··· Supplied material

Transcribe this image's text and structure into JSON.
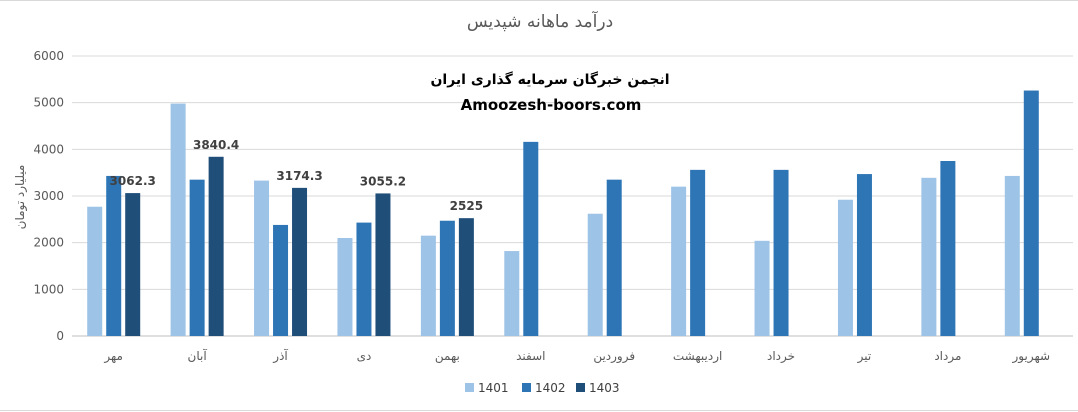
{
  "chart_data": {
    "type": "bar",
    "title": "درآمد ماهانه شپدیس",
    "ylabel": "میلیارد تومان",
    "xlabel": "",
    "ylim": [
      0,
      6000
    ],
    "yticks": [
      0,
      1000,
      2000,
      3000,
      4000,
      5000,
      6000
    ],
    "grid": true,
    "legend_position": "bottom",
    "categories": [
      "مهر",
      "آبان",
      "آذر",
      "دی",
      "بهمن",
      "اسفند",
      "فروردین",
      "اردیبهشت",
      "خرداد",
      "تیر",
      "مرداد",
      "شهریور"
    ],
    "series": [
      {
        "name": "1401",
        "color": "#9dc3e6",
        "values": [
          2770,
          4980,
          3330,
          2100,
          2150,
          1820,
          2620,
          3200,
          2040,
          2920,
          3390,
          3430
        ]
      },
      {
        "name": "1402",
        "color": "#2e75b6",
        "values": [
          3430,
          3350,
          2380,
          2430,
          2470,
          4160,
          3350,
          3560,
          3560,
          3470,
          3750,
          5260
        ]
      },
      {
        "name": "1403",
        "color": "#1f4e79",
        "values": [
          3062.3,
          3840.4,
          3174.3,
          3055.2,
          2525,
          null,
          null,
          null,
          null,
          null,
          null,
          null
        ]
      }
    ],
    "data_labels": [
      "3062.3",
      "3840.4",
      "3174.3",
      "3055.2",
      "2525"
    ],
    "annotations": [
      "انجمن خبرگان سرمایه گذاری ایران",
      "Amoozesh-boors.com"
    ]
  }
}
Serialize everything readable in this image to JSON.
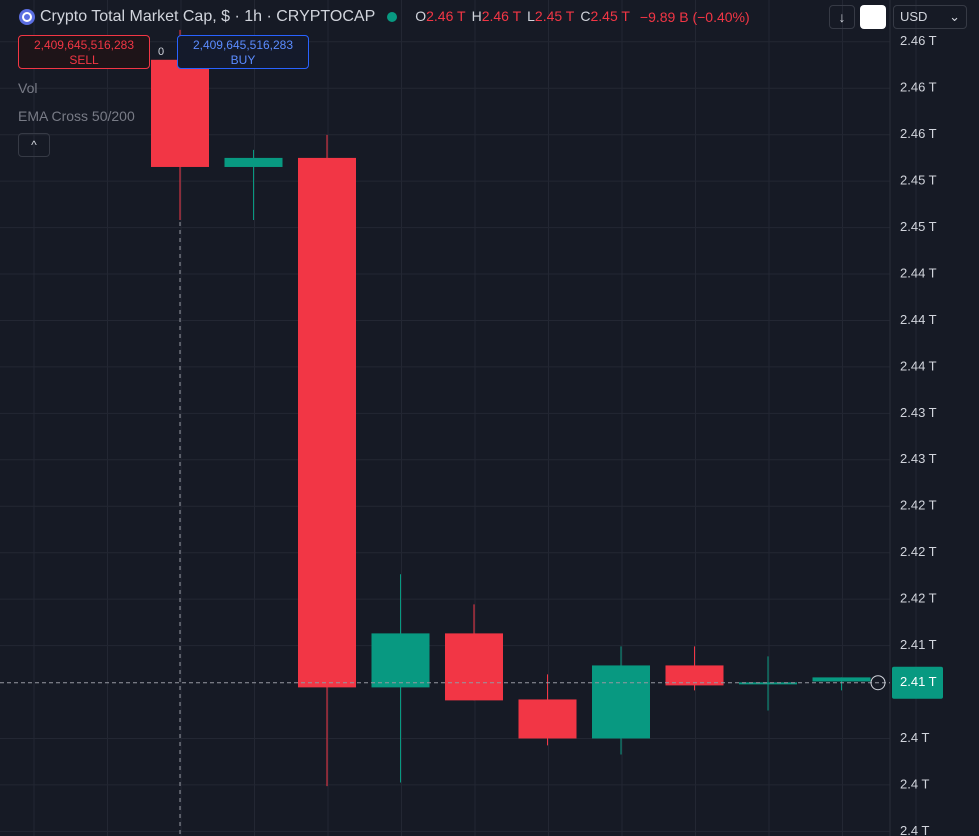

······

◆ **Exercise task**:
Select every line in the records above that contains the word "image".

◆ **Solution to the exercise**:
Transcribe this image's text and structure into JSON.
Serialize everything readable in this image to JSON.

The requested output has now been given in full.